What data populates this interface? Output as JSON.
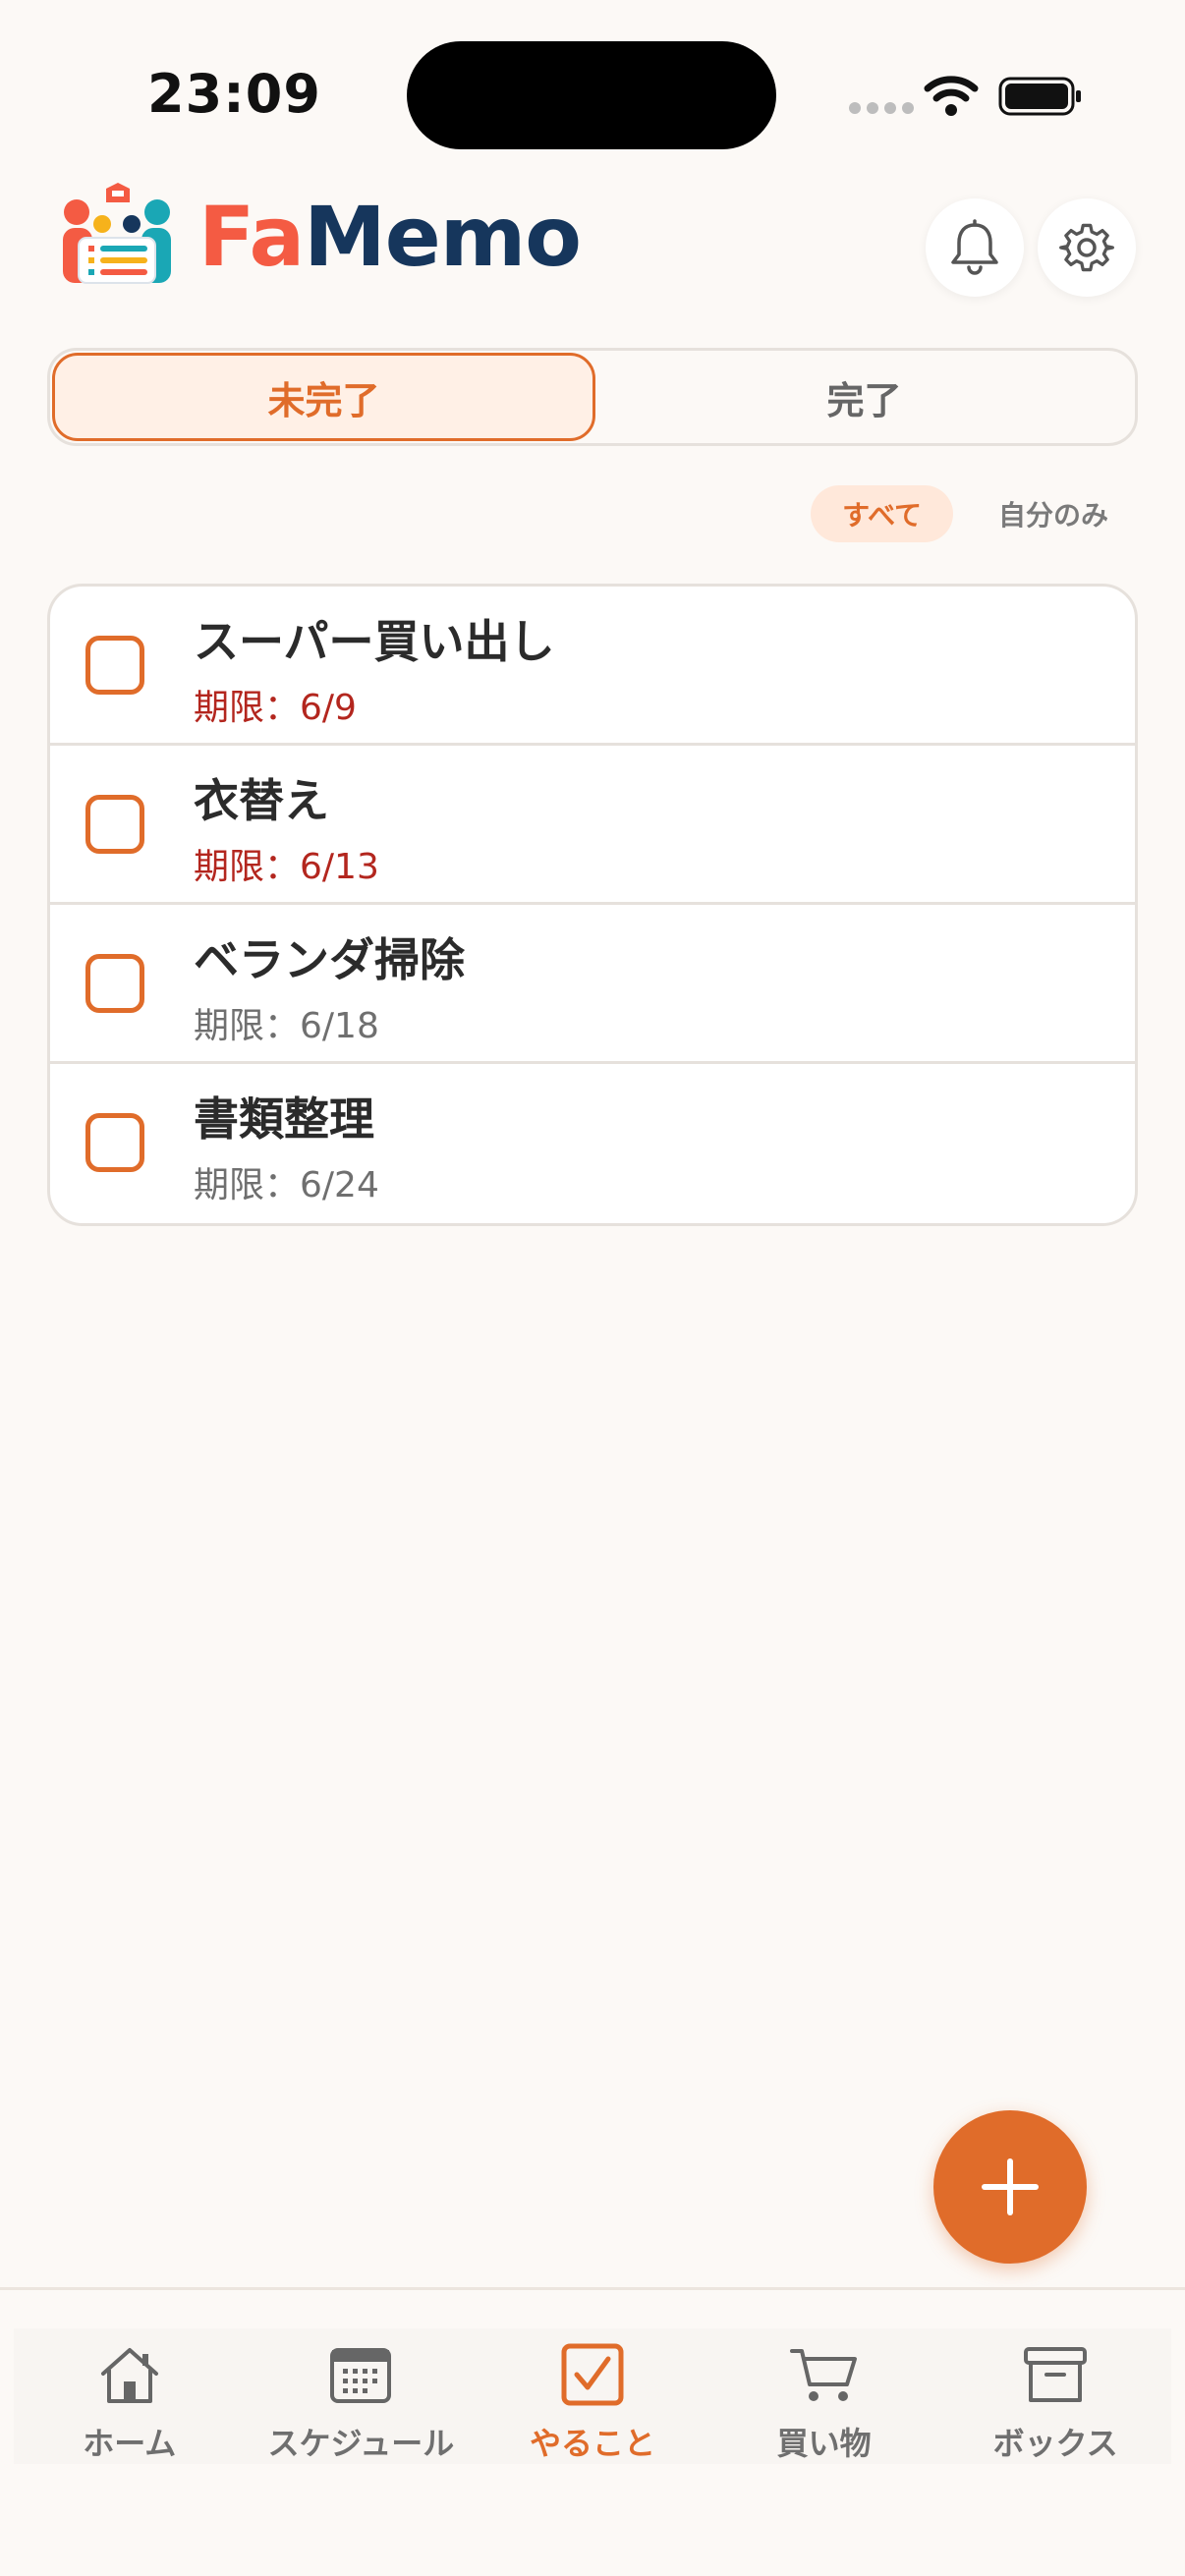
{
  "status_bar": {
    "time": "23:09"
  },
  "header": {
    "logo_part1": "Fa",
    "logo_part2": "Memo",
    "bell_icon": "bell-icon",
    "gear_icon": "gear-icon"
  },
  "segment": {
    "incomplete_label": "未完了",
    "complete_label": "完了",
    "selected": "incomplete"
  },
  "filter": {
    "all_label": "すべて",
    "mine_label": "自分のみ",
    "selected": "all"
  },
  "tasks": [
    {
      "title": "スーパー買い出し",
      "due": "期限：6/9",
      "overdue": true,
      "checked": false
    },
    {
      "title": "衣替え",
      "due": "期限：6/13",
      "overdue": true,
      "checked": false
    },
    {
      "title": "ベランダ掃除",
      "due": "期限：6/18",
      "overdue": false,
      "checked": false
    },
    {
      "title": "書類整理",
      "due": "期限：6/24",
      "overdue": false,
      "checked": false
    }
  ],
  "nav": {
    "home": "ホーム",
    "schedule": "スケジュール",
    "todo": "やること",
    "shopping": "買い物",
    "box": "ボックス",
    "active": "todo"
  },
  "colors": {
    "accent": "#E06C2A",
    "overdue": "#B3261E",
    "logo_fa": "#F45B43",
    "logo_memo": "#16365C",
    "background": "#FCF9F6"
  }
}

- [THE REQUEST]:
Write the records out again in full, exactly, and skip every picture.

- [EXPECTED ANSWER]:
What data populates this interface? Output as JSON.
{
  "status_bar": {
    "time": "23:09"
  },
  "header": {
    "logo_part1": "Fa",
    "logo_part2": "Memo",
    "bell_icon": "bell-icon",
    "gear_icon": "gear-icon"
  },
  "segment": {
    "incomplete_label": "未完了",
    "complete_label": "完了",
    "selected": "incomplete"
  },
  "filter": {
    "all_label": "すべて",
    "mine_label": "自分のみ",
    "selected": "all"
  },
  "tasks": [
    {
      "title": "スーパー買い出し",
      "due": "期限：6/9",
      "overdue": true,
      "checked": false
    },
    {
      "title": "衣替え",
      "due": "期限：6/13",
      "overdue": true,
      "checked": false
    },
    {
      "title": "ベランダ掃除",
      "due": "期限：6/18",
      "overdue": false,
      "checked": false
    },
    {
      "title": "書類整理",
      "due": "期限：6/24",
      "overdue": false,
      "checked": false
    }
  ],
  "nav": {
    "home": "ホーム",
    "schedule": "スケジュール",
    "todo": "やること",
    "shopping": "買い物",
    "box": "ボックス",
    "active": "todo"
  },
  "colors": {
    "accent": "#E06C2A",
    "overdue": "#B3261E",
    "logo_fa": "#F45B43",
    "logo_memo": "#16365C",
    "background": "#FCF9F6"
  }
}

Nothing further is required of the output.